- DATA IN THIS EXERCISE -

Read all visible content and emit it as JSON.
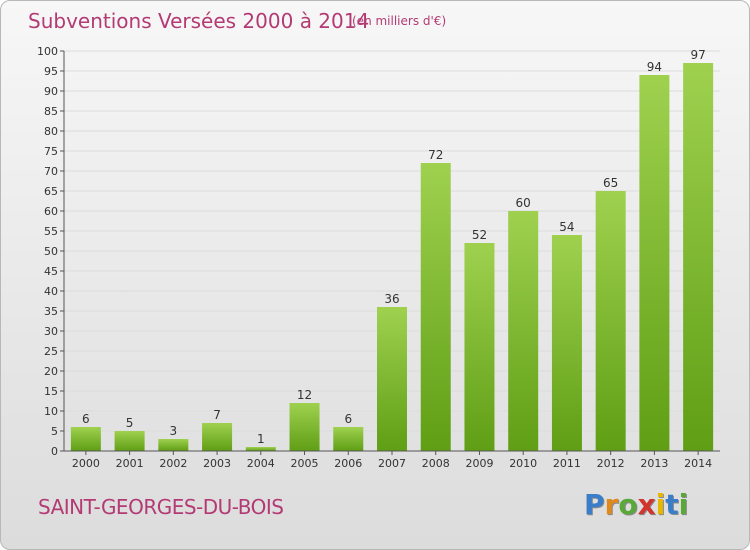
{
  "header": {
    "title": "Subventions Versées 2000 à 2014",
    "unit_note": "(en milliers d'€)"
  },
  "footer": {
    "commune": "SAINT-GEORGES-DU-BOIS",
    "logo": "Proxiti",
    "logo_colors": [
      "#3a7dc9",
      "#e08a1e",
      "#5aa83a",
      "#d0342c",
      "#e6b800",
      "#3a7dc9",
      "#5aa83a"
    ]
  },
  "colors": {
    "title": "#b33a74",
    "bar_light": "#9fd14f",
    "bar_dark": "#5f9e15",
    "axis": "#555555",
    "grid": "#dcdcdc"
  },
  "chart_data": {
    "type": "bar",
    "title": "Subventions Versées 2000 à 2014",
    "subtitle": "(en milliers d'€)",
    "xlabel": "",
    "ylabel": "",
    "ylim": [
      0,
      100
    ],
    "yticks": [
      0,
      5,
      10,
      15,
      20,
      25,
      30,
      35,
      40,
      45,
      50,
      55,
      60,
      65,
      70,
      75,
      80,
      85,
      90,
      95,
      100
    ],
    "grid": true,
    "legend": "none",
    "categories": [
      "2000",
      "2001",
      "2002",
      "2003",
      "2004",
      "2005",
      "2006",
      "2007",
      "2008",
      "2009",
      "2010",
      "2011",
      "2012",
      "2013",
      "2014"
    ],
    "values": [
      6,
      5,
      3,
      7,
      1,
      12,
      6,
      36,
      72,
      52,
      60,
      54,
      65,
      94,
      97
    ]
  }
}
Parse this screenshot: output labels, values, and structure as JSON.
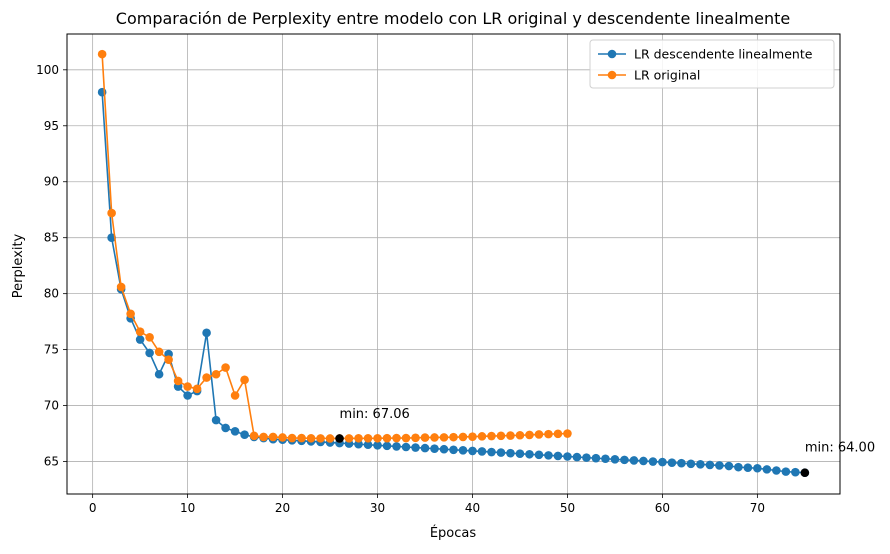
{
  "chart_data": {
    "type": "line",
    "title": "Comparación de Perplexity entre modelo con LR original y descendente linealmente",
    "xlabel": "Épocas",
    "ylabel": "Perplexity",
    "xlim": [
      -2.7,
      78.7
    ],
    "ylim": [
      62.1,
      103.2
    ],
    "xticks": [
      0,
      10,
      20,
      30,
      40,
      50,
      60,
      70
    ],
    "yticks": [
      65,
      70,
      75,
      80,
      85,
      90,
      95,
      100
    ],
    "grid": true,
    "legend_position": "top-right",
    "series": [
      {
        "name": "LR descendente linealmente",
        "color": "#1f77b4",
        "x": [
          1,
          2,
          3,
          4,
          5,
          6,
          7,
          8,
          9,
          10,
          11,
          12,
          13,
          14,
          15,
          16,
          17,
          18,
          19,
          20,
          21,
          22,
          23,
          24,
          25,
          26,
          27,
          28,
          29,
          30,
          31,
          32,
          33,
          34,
          35,
          36,
          37,
          38,
          39,
          40,
          41,
          42,
          43,
          44,
          45,
          46,
          47,
          48,
          49,
          50,
          51,
          52,
          53,
          54,
          55,
          56,
          57,
          58,
          59,
          60,
          61,
          62,
          63,
          64,
          65,
          66,
          67,
          68,
          69,
          70,
          71,
          72,
          73,
          74,
          75
        ],
        "y": [
          98.0,
          85.0,
          80.4,
          77.8,
          75.9,
          74.7,
          72.8,
          74.6,
          71.7,
          70.9,
          71.3,
          76.5,
          68.7,
          68.0,
          67.7,
          67.4,
          67.2,
          67.1,
          67.0,
          66.95,
          66.9,
          66.85,
          66.8,
          66.75,
          66.7,
          66.65,
          66.6,
          66.55,
          66.5,
          66.45,
          66.4,
          66.35,
          66.3,
          66.25,
          66.2,
          66.15,
          66.1,
          66.05,
          66.0,
          65.95,
          65.9,
          65.85,
          65.8,
          65.75,
          65.7,
          65.65,
          65.6,
          65.55,
          65.5,
          65.45,
          65.4,
          65.35,
          65.3,
          65.25,
          65.2,
          65.15,
          65.1,
          65.05,
          65.0,
          64.95,
          64.9,
          64.85,
          64.8,
          64.75,
          64.7,
          64.65,
          64.6,
          64.5,
          64.45,
          64.4,
          64.3,
          64.2,
          64.1,
          64.05,
          64.0
        ]
      },
      {
        "name": "LR original",
        "color": "#ff7f0e",
        "x": [
          1,
          2,
          3,
          4,
          5,
          6,
          7,
          8,
          9,
          10,
          11,
          12,
          13,
          14,
          15,
          16,
          17,
          18,
          19,
          20,
          21,
          22,
          23,
          24,
          25,
          26,
          27,
          28,
          29,
          30,
          31,
          32,
          33,
          34,
          35,
          36,
          37,
          38,
          39,
          40,
          41,
          42,
          43,
          44,
          45,
          46,
          47,
          48,
          49,
          50
        ],
        "y": [
          101.4,
          87.2,
          80.6,
          78.2,
          76.6,
          76.1,
          74.8,
          74.1,
          72.2,
          71.7,
          71.5,
          72.5,
          72.8,
          73.4,
          70.9,
          72.3,
          67.3,
          67.2,
          67.2,
          67.15,
          67.1,
          67.1,
          67.08,
          67.07,
          67.06,
          67.06,
          67.07,
          67.08,
          67.08,
          67.08,
          67.09,
          67.1,
          67.1,
          67.12,
          67.14,
          67.15,
          67.16,
          67.18,
          67.2,
          67.22,
          67.25,
          67.28,
          67.3,
          67.32,
          67.35,
          67.38,
          67.42,
          67.45,
          67.48,
          67.5
        ]
      }
    ],
    "annotations": [
      {
        "text": "min: 67.06",
        "x": 26,
        "y": 67.06,
        "label_x": 26,
        "label_y": 68.9
      },
      {
        "text": "min: 64.00",
        "x": 75,
        "y": 64.0,
        "label_x": 75,
        "label_y": 65.9
      }
    ],
    "annotation_marker_color": "#000000",
    "grid_color": "#b0b0b0"
  }
}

- DIRECTION -
Which lines of the data include "JSON"? Copy each of them.

- RESULT -
Read all visible content and emit it as JSON.
Parse this screenshot: output labels, values, and structure as JSON.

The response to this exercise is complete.